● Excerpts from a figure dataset
** BEGIN **

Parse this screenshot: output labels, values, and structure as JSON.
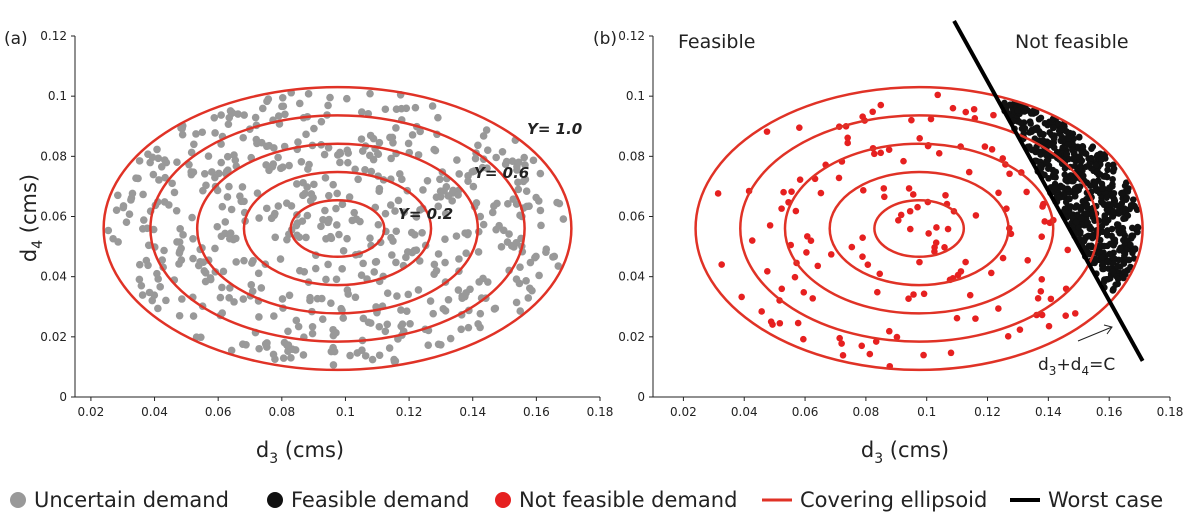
{
  "chart_data": [
    {
      "type": "scatter",
      "panel_label": "(a)",
      "xlabel_main": "d",
      "xlabel_sub": "3",
      "xlabel_unit": " (cms)",
      "ylabel_main": "d",
      "ylabel_sub": "4",
      "ylabel_unit": " (cms)",
      "xlim": [
        0.015,
        0.18
      ],
      "ylim": [
        0,
        0.12
      ],
      "x_ticks": [
        "0.02",
        "0.04",
        "0.06",
        "0.08",
        "0.1",
        "0.12",
        "0.14",
        "0.16",
        "0.18"
      ],
      "y_ticks": [
        "0",
        "0.02",
        "0.04",
        "0.06",
        "0.08",
        "0.1",
        "0.12"
      ],
      "grid": false,
      "ellipses": {
        "center": [
          0.0975,
          0.056
        ],
        "outer_semi_axes": [
          0.0735,
          0.047
        ],
        "levels": [
          0.2,
          0.6,
          1.0
        ],
        "extra_rings": [
          0.4,
          0.8
        ],
        "color": "#e03226"
      },
      "gamma_labels": [
        "Υ= 1.0",
        "Υ= 0.6",
        "Υ= 0.2"
      ],
      "series": [
        {
          "name": "Uncertain demand",
          "color": "#999999",
          "count": 620
        }
      ]
    },
    {
      "type": "scatter",
      "panel_label": "(b)",
      "xlabel_main": "d",
      "xlabel_sub": "3",
      "xlabel_unit": " (cms)",
      "ylabel_main": "",
      "ylabel_sub": "",
      "ylabel_unit": "",
      "xlim": [
        0.01,
        0.18
      ],
      "ylim": [
        0,
        0.12
      ],
      "x_ticks": [
        "0.02",
        "0.04",
        "0.06",
        "0.08",
        "0.1",
        "0.12",
        "0.14",
        "0.16",
        "0.18"
      ],
      "y_ticks": [
        "0",
        "0.02",
        "0.04",
        "0.06",
        "0.08",
        "0.1",
        "0.12"
      ],
      "grid": false,
      "region_labels": [
        "Feasible",
        "Not feasible"
      ],
      "ellipses": {
        "center": [
          0.0975,
          0.056
        ],
        "outer_semi_axes": [
          0.0735,
          0.047
        ],
        "levels": [
          0.2,
          0.6,
          1.0
        ],
        "extra_rings": [
          0.4,
          0.8
        ],
        "color": "#e03226"
      },
      "worst_case_line": {
        "x": [
          0.109,
          0.171
        ],
        "y": [
          0.125,
          0.012
        ],
        "color": "#000000",
        "label_main": "d",
        "label_sub1": "3",
        "label_plus": "+d",
        "label_sub2": "4",
        "label_tail": "=C"
      },
      "series": [
        {
          "name": "Feasible demand",
          "color": "#111111",
          "count": 620
        },
        {
          "name": "Not feasible demand",
          "color": "#e62020",
          "count": 150
        }
      ]
    }
  ],
  "legend": [
    {
      "label": "Uncertain demand",
      "marker": "dot",
      "color": "#999999"
    },
    {
      "label": "Feasible demand",
      "marker": "dot",
      "color": "#111111"
    },
    {
      "label": "Not feasible demand",
      "marker": "dot",
      "color": "#e62020"
    },
    {
      "label": "Covering ellipsoid",
      "marker": "line",
      "color": "#e03226"
    },
    {
      "label": "Worst case",
      "marker": "line",
      "color": "#000000"
    }
  ]
}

** END **

● Set task
Pictures in the records above are not copied; print everything else exactly.

● Reply
Parse this screenshot: output labels, values, and structure as JSON.
{
  "chart_data": [
    {
      "type": "scatter",
      "panel_label": "(a)",
      "xlabel_main": "d",
      "xlabel_sub": "3",
      "xlabel_unit": " (cms)",
      "ylabel_main": "d",
      "ylabel_sub": "4",
      "ylabel_unit": " (cms)",
      "xlim": [
        0.015,
        0.18
      ],
      "ylim": [
        0,
        0.12
      ],
      "x_ticks": [
        "0.02",
        "0.04",
        "0.06",
        "0.08",
        "0.1",
        "0.12",
        "0.14",
        "0.16",
        "0.18"
      ],
      "y_ticks": [
        "0",
        "0.02",
        "0.04",
        "0.06",
        "0.08",
        "0.1",
        "0.12"
      ],
      "grid": false,
      "ellipses": {
        "center": [
          0.0975,
          0.056
        ],
        "outer_semi_axes": [
          0.0735,
          0.047
        ],
        "levels": [
          0.2,
          0.6,
          1.0
        ],
        "extra_rings": [
          0.4,
          0.8
        ],
        "color": "#e03226"
      },
      "gamma_labels": [
        "Υ= 1.0",
        "Υ= 0.6",
        "Υ= 0.2"
      ],
      "series": [
        {
          "name": "Uncertain demand",
          "color": "#999999",
          "count": 620
        }
      ]
    },
    {
      "type": "scatter",
      "panel_label": "(b)",
      "xlabel_main": "d",
      "xlabel_sub": "3",
      "xlabel_unit": " (cms)",
      "ylabel_main": "",
      "ylabel_sub": "",
      "ylabel_unit": "",
      "xlim": [
        0.01,
        0.18
      ],
      "ylim": [
        0,
        0.12
      ],
      "x_ticks": [
        "0.02",
        "0.04",
        "0.06",
        "0.08",
        "0.1",
        "0.12",
        "0.14",
        "0.16",
        "0.18"
      ],
      "y_ticks": [
        "0",
        "0.02",
        "0.04",
        "0.06",
        "0.08",
        "0.1",
        "0.12"
      ],
      "grid": false,
      "region_labels": [
        "Feasible",
        "Not feasible"
      ],
      "ellipses": {
        "center": [
          0.0975,
          0.056
        ],
        "outer_semi_axes": [
          0.0735,
          0.047
        ],
        "levels": [
          0.2,
          0.6,
          1.0
        ],
        "extra_rings": [
          0.4,
          0.8
        ],
        "color": "#e03226"
      },
      "worst_case_line": {
        "x": [
          0.109,
          0.171
        ],
        "y": [
          0.125,
          0.012
        ],
        "color": "#000000",
        "label_main": "d",
        "label_sub1": "3",
        "label_plus": "+d",
        "label_sub2": "4",
        "label_tail": "=C"
      },
      "series": [
        {
          "name": "Feasible demand",
          "color": "#111111",
          "count": 620
        },
        {
          "name": "Not feasible demand",
          "color": "#e62020",
          "count": 150
        }
      ]
    }
  ],
  "legend": [
    {
      "label": "Uncertain demand",
      "marker": "dot",
      "color": "#999999"
    },
    {
      "label": "Feasible demand",
      "marker": "dot",
      "color": "#111111"
    },
    {
      "label": "Not feasible demand",
      "marker": "dot",
      "color": "#e62020"
    },
    {
      "label": "Covering ellipsoid",
      "marker": "line",
      "color": "#e03226"
    },
    {
      "label": "Worst case",
      "marker": "line",
      "color": "#000000"
    }
  ]
}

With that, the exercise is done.